Stored entries:
- - -

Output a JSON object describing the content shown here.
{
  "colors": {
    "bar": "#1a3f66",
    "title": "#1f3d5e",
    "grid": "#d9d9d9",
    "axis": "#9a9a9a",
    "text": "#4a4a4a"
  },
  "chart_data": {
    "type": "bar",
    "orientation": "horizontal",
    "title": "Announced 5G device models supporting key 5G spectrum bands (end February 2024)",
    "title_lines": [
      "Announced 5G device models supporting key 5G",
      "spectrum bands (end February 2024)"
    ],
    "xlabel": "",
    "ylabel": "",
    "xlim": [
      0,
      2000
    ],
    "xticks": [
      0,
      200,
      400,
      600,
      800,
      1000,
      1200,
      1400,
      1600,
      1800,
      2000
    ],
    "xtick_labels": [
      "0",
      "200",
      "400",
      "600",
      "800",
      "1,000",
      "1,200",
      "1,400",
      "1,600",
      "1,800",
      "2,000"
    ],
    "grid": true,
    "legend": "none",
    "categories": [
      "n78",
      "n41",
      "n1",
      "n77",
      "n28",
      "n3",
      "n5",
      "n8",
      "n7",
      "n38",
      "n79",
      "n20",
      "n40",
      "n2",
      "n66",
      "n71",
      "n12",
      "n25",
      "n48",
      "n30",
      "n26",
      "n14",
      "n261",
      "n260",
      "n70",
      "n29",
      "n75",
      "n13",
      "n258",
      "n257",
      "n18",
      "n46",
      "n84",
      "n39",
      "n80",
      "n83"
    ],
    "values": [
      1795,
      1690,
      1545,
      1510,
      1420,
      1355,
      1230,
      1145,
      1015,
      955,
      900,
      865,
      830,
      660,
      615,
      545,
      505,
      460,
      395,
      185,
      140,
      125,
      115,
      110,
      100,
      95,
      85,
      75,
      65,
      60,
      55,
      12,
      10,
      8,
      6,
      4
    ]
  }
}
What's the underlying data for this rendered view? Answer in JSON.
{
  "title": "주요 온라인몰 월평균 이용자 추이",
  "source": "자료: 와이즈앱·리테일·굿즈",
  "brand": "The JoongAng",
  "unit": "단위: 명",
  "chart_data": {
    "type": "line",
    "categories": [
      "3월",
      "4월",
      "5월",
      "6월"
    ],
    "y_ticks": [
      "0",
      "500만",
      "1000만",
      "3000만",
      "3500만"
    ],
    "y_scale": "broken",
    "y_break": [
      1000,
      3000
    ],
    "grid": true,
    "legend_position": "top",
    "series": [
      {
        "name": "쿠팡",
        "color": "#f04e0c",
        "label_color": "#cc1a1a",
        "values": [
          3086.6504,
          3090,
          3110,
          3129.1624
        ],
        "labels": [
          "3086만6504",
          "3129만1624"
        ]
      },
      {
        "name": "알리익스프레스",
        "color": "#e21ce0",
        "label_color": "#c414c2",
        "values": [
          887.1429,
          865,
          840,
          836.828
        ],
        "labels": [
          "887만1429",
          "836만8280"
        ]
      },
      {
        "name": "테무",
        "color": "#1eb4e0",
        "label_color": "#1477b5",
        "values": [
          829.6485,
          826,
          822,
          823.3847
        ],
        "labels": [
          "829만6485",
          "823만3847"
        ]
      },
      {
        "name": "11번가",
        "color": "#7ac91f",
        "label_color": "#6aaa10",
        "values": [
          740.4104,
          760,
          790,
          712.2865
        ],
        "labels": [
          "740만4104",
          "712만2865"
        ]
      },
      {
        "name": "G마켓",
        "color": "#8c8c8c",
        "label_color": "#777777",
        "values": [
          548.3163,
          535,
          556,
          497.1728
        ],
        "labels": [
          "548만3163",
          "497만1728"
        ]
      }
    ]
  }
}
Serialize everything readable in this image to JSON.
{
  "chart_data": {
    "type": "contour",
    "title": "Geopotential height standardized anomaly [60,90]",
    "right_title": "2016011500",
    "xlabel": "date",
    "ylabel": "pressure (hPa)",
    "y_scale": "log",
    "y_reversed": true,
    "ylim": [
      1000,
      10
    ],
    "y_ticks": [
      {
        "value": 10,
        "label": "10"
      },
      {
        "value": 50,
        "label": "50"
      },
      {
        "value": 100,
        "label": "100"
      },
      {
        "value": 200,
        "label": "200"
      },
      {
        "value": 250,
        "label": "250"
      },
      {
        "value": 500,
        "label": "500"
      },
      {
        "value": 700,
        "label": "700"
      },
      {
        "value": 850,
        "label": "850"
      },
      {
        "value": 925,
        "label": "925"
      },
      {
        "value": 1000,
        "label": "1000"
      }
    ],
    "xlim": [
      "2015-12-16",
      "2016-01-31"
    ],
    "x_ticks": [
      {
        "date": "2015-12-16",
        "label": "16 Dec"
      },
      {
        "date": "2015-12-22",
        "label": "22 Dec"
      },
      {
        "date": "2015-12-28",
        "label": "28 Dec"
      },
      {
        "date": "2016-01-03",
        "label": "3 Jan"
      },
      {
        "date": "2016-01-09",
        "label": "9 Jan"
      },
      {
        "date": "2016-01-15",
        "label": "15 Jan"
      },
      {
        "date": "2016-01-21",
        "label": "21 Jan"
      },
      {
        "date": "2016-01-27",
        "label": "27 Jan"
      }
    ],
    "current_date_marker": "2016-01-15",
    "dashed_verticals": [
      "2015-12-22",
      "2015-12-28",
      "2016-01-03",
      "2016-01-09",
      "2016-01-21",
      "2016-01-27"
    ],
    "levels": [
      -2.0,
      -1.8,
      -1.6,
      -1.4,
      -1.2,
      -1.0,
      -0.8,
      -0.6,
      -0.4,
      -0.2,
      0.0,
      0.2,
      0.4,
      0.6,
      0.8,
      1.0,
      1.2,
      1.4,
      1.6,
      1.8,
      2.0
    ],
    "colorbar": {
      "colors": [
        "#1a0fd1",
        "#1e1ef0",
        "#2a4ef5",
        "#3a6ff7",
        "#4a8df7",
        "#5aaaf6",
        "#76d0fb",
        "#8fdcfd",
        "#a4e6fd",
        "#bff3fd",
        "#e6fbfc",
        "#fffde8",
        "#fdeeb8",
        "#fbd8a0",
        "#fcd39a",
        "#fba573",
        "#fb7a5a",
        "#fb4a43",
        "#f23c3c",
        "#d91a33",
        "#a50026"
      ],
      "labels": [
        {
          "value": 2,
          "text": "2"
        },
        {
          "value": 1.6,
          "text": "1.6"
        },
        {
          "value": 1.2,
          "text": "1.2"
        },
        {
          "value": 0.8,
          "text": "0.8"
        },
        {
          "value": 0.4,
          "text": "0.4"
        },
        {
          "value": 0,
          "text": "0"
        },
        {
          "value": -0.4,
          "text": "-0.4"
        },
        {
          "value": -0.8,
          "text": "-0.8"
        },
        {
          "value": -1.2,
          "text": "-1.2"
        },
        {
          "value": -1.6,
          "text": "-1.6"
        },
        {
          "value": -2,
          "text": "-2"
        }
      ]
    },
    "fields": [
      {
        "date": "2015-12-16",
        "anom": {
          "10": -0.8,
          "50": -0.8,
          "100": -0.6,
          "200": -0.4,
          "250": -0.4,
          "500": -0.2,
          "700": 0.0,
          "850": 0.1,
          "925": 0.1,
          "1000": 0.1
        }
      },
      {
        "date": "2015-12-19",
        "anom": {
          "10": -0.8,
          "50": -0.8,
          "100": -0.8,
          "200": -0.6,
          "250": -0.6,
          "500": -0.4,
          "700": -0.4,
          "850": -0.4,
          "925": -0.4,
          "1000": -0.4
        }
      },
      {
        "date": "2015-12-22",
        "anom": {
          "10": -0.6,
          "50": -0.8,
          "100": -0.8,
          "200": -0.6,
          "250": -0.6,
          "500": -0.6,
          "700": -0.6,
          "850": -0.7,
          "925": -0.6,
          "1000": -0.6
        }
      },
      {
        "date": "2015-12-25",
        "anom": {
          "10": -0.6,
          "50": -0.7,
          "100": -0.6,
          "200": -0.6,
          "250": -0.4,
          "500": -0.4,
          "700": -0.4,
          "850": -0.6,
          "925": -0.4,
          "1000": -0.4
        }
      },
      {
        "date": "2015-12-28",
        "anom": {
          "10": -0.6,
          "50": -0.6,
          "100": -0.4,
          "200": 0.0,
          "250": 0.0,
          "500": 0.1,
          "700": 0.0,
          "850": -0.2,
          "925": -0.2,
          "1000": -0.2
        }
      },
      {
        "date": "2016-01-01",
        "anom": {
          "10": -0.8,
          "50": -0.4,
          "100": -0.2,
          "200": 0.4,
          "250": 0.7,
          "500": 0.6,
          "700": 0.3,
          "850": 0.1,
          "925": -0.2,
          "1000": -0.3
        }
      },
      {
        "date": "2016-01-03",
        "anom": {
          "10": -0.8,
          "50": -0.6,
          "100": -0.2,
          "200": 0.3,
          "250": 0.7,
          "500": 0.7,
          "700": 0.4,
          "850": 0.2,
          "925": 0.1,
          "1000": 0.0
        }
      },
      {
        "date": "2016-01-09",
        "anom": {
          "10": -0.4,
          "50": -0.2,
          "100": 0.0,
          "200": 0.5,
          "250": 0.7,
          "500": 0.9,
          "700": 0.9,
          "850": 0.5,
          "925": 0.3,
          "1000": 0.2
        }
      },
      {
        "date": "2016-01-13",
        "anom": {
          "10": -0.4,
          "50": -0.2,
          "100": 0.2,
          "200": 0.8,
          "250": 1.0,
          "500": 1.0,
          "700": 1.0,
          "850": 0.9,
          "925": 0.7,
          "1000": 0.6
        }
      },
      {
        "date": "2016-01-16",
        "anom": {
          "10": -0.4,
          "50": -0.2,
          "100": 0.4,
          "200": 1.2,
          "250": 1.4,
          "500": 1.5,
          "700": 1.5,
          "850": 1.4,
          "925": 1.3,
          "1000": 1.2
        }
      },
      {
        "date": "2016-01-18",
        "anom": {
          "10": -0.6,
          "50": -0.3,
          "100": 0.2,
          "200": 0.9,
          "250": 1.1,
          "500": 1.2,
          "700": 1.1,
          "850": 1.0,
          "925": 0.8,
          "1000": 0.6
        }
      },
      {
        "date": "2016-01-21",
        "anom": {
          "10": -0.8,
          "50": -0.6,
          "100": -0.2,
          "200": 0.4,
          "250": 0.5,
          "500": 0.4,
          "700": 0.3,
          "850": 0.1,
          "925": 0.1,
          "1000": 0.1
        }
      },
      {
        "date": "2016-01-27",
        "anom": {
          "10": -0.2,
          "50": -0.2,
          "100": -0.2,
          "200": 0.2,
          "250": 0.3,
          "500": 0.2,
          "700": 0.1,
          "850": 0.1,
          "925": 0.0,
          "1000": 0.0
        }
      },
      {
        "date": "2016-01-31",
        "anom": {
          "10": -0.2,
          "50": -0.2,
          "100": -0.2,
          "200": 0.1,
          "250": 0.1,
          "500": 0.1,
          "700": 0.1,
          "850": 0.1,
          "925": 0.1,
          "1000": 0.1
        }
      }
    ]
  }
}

- - -

Identify and copy the lines holding the word "Announced".

■ **Result for this task**:
    "title": "Announced 5G device models supporting key 5G spectrum bands (end February 2024)",
      "Announced 5G device models supporting key 5G",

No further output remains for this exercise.